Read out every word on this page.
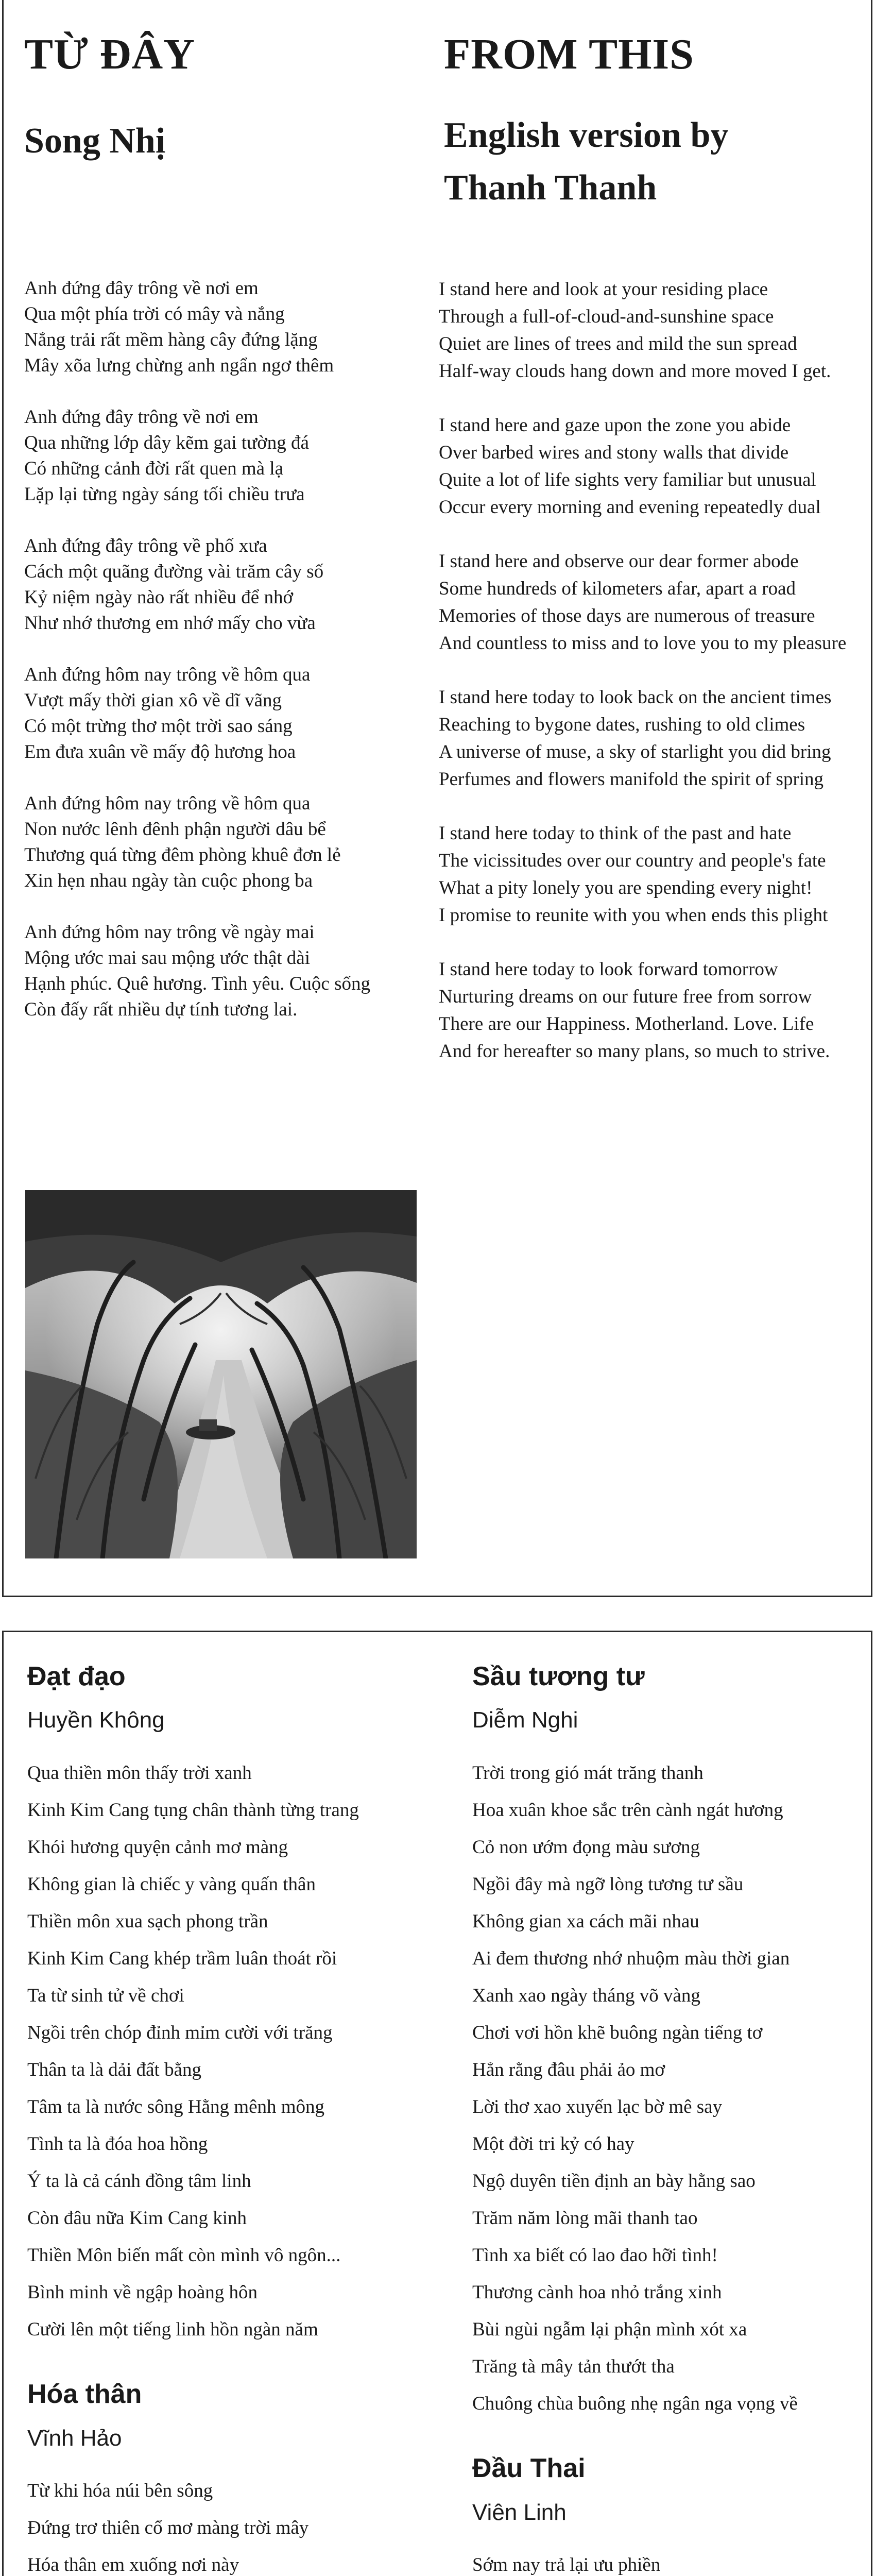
TỪ ĐÂY
Song Nhị
FROM THIS
English version by
Thanh Thanh
Anh đứng đây trông về nơi em
Qua một phía trời có mây và nắng
Nắng trải rất mềm hàng cây đứng lặng
Mây xõa lưng chừng anh ngẩn ngơ thêm
Anh đứng đây trông về nơi em
Qua những lớp dây kẽm gai tường đá
Có những cảnh đời rất quen mà lạ
Lặp lại từng ngày sáng tối chiều trưa
Anh đứng đây trông về phố xưa
Cách một quãng đường vài trăm cây số
Kỷ niệm ngày nào rất nhiều để nhớ
Như nhớ thương em nhớ mấy cho vừa
Anh đứng hôm nay trông về hôm qua
Vượt mấy thời gian xô về dĩ vãng
Có một trừng thơ một trời sao sáng
Em đưa xuân về mấy độ hương hoa
Anh đứng hôm nay trông về hôm qua
Non nước lênh đênh phận người dâu bể
Thương quá từng đêm phòng khuê đơn lẻ
Xin hẹn nhau ngày tàn cuộc phong ba
Anh đứng hôm nay trông về ngày mai
Mộng ước mai sau mộng ước thật dài
Hạnh phúc. Quê hương. Tình yêu. Cuộc sống
Còn đấy rất nhiều dự tính tương lai.
I stand here and look at your residing place
Through a full-of-cloud-and-sunshine space
Quiet are lines of trees and mild the sun spread
Half-way clouds hang down and more moved I get.
I stand here and gaze upon the zone you abide
Over barbed wires and stony walls that divide
Quite a lot of life sights very familiar but unusual
Occur every morning and evening repeatedly dual
I stand here and observe our dear former abode
Some hundreds of kilometers afar, apart a road
Memories of those days are numerous of treasure
And countless to miss and to love you to my pleasure
I stand here today to look back on the ancient times
Reaching to bygone dates, rushing to old climes
A universe of muse, a sky of starlight you did bring
Perfumes and flowers manifold the spirit of spring
I stand here today to think of the past and hate
The vicissitudes over our country and people's fate
What a pity lonely you are spending every night!
I promise to reunite with you when ends this plight
I stand here today to look forward tomorrow
Nurturing dreams on our future free from sorrow
There are our Happiness. Motherland. Love. Life
And for hereafter so many plans, so much to strive.
Đạt đạo
Huyền Không
Qua thiền môn thấy trời xanh
Kinh Kim Cang tụng chân thành từng trang
Khói hương quyện cảnh mơ màng
Không gian là chiếc y vàng quấn thân
Thiền môn xua sạch phong trần
Kinh Kim Cang khép trầm luân thoát rồi
Ta từ sinh tử về chơi
Ngồi trên chóp đỉnh mỉm cười với trăng
Thân ta là dải đất bằng
Tâm ta là nước sông Hằng mênh mông
Tình ta là đóa hoa hồng
Ý ta là cả cánh đồng tâm linh
Còn đâu nữa Kim Cang kinh
Thiền Môn biến mất còn mình vô ngôn...
Bình minh về ngập hoàng hôn
Cười lên một tiếng linh hồn ngàn năm
Hóa thân
Vĩnh Hảo
Từ khi hóa núi bên sông
Đứng trơ thiên cổ mơ màng trời mây
Hóa thân em xuống nơi này
Sầu tương tư
Diễm Nghi
Trời trong gió mát trăng thanh
Hoa xuân khoe sắc trên cành ngát hương
Cỏ non ướm đọng màu sương
Ngồi đây mà ngỡ lòng tương tư sầu
Không gian xa cách mãi nhau
Ai đem thương nhớ nhuộm màu thời gian
Xanh xao ngày tháng võ vàng
Chơi vơi hồn khẽ buông ngàn tiếng tơ
Hẳn rằng đâu phải ảo mơ
Lời thơ xao xuyến lạc bờ mê say
Một đời tri kỷ có hay
Ngộ duyên tiền định an bày hằng sao
Trăm năm lòng mãi thanh tao
Tình xa biết có lao đao hỡi tình!
Thương cành hoa nhỏ trắng xinh
Bùi ngùi ngẫm lại phận mình xót xa
Trăng tà mây tản thướt tha
Chuông chùa buông nhẹ ngân nga vọng về
Đầu Thai
Viên Linh
Sớm nay trả lại ưu phiền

■ Task goal ■
Without the pictures, output the full listing exactly as it stands.

■ Full answer ■
Read out every word on this page.
TỪ ĐÂY
Song Nhị
FROM THIS
English version by
Thanh Thanh
Anh đứng đây trông về nơi em
Qua một phía trời có mây và nắng
Nắng trải rất mềm hàng cây đứng lặng
Mây xõa lưng chừng anh ngẩn ngơ thêm
Anh đứng đây trông về nơi em
Qua những lớp dây kẽm gai tường đá
Có những cảnh đời rất quen mà lạ
Lặp lại từng ngày sáng tối chiều trưa
Anh đứng đây trông về phố xưa
Cách một quãng đường vài trăm cây số
Kỷ niệm ngày nào rất nhiều để nhớ
Như nhớ thương em nhớ mấy cho vừa
Anh đứng hôm nay trông về hôm qua
Vượt mấy thời gian xô về dĩ vãng
Có một trừng thơ một trời sao sáng
Em đưa xuân về mấy độ hương hoa
Anh đứng hôm nay trông về hôm qua
Non nước lênh đênh phận người dâu bể
Thương quá từng đêm phòng khuê đơn lẻ
Xin hẹn nhau ngày tàn cuộc phong ba
Anh đứng hôm nay trông về ngày mai
Mộng ước mai sau mộng ước thật dài
Hạnh phúc. Quê hương. Tình yêu. Cuộc sống
Còn đấy rất nhiều dự tính tương lai.
I stand here and look at your residing place
Through a full-of-cloud-and-sunshine space
Quiet are lines of trees and mild the sun spread
Half-way clouds hang down and more moved I get.
I stand here and gaze upon the zone you abide
Over barbed wires and stony walls that divide
Quite a lot of life sights very familiar but unusual
Occur every morning and evening repeatedly dual
I stand here and observe our dear former abode
Some hundreds of kilometers afar, apart a road
Memories of those days are numerous of treasure
And countless to miss and to love you to my pleasure
I stand here today to look back on the ancient times
Reaching to bygone dates, rushing to old climes
A universe of muse, a sky of starlight you did bring
Perfumes and flowers manifold the spirit of spring
I stand here today to think of the past and hate
The vicissitudes over our country and people's fate
What a pity lonely you are spending every night!
I promise to reunite with you when ends this plight
I stand here today to look forward tomorrow
Nurturing dreams on our future free from sorrow
There are our Happiness. Motherland. Love. Life
And for hereafter so many plans, so much to strive.
Đạt đạo
Huyền Không
Qua thiền môn thấy trời xanh
Kinh Kim Cang tụng chân thành từng trang
Khói hương quyện cảnh mơ màng
Không gian là chiếc y vàng quấn thân
Thiền môn xua sạch phong trần
Kinh Kim Cang khép trầm luân thoát rồi
Ta từ sinh tử về chơi
Ngồi trên chóp đỉnh mỉm cười với trăng
Thân ta là dải đất bằng
Tâm ta là nước sông Hằng mênh mông
Tình ta là đóa hoa hồng
Ý ta là cả cánh đồng tâm linh
Còn đâu nữa Kim Cang kinh
Thiền Môn biến mất còn mình vô ngôn...
Bình minh về ngập hoàng hôn
Cười lên một tiếng linh hồn ngàn năm
Hóa thân
Vĩnh Hảo
Từ khi hóa núi bên sông
Đứng trơ thiên cổ mơ màng trời mây
Hóa thân em xuống nơi này
Sầu tương tư
Diễm Nghi
Trời trong gió mát trăng thanh
Hoa xuân khoe sắc trên cành ngát hương
Cỏ non ướm đọng màu sương
Ngồi đây mà ngỡ lòng tương tư sầu
Không gian xa cách mãi nhau
Ai đem thương nhớ nhuộm màu thời gian
Xanh xao ngày tháng võ vàng
Chơi vơi hồn khẽ buông ngàn tiếng tơ
Hẳn rằng đâu phải ảo mơ
Lời thơ xao xuyến lạc bờ mê say
Một đời tri kỷ có hay
Ngộ duyên tiền định an bày hằng sao
Trăm năm lòng mãi thanh tao
Tình xa biết có lao đao hỡi tình!
Thương cành hoa nhỏ trắng xinh
Bùi ngùi ngẫm lại phận mình xót xa
Trăng tà mây tản thướt tha
Chuông chùa buông nhẹ ngân nga vọng về
Đầu Thai
Viên Linh
Sớm nay trả lại ưu phiền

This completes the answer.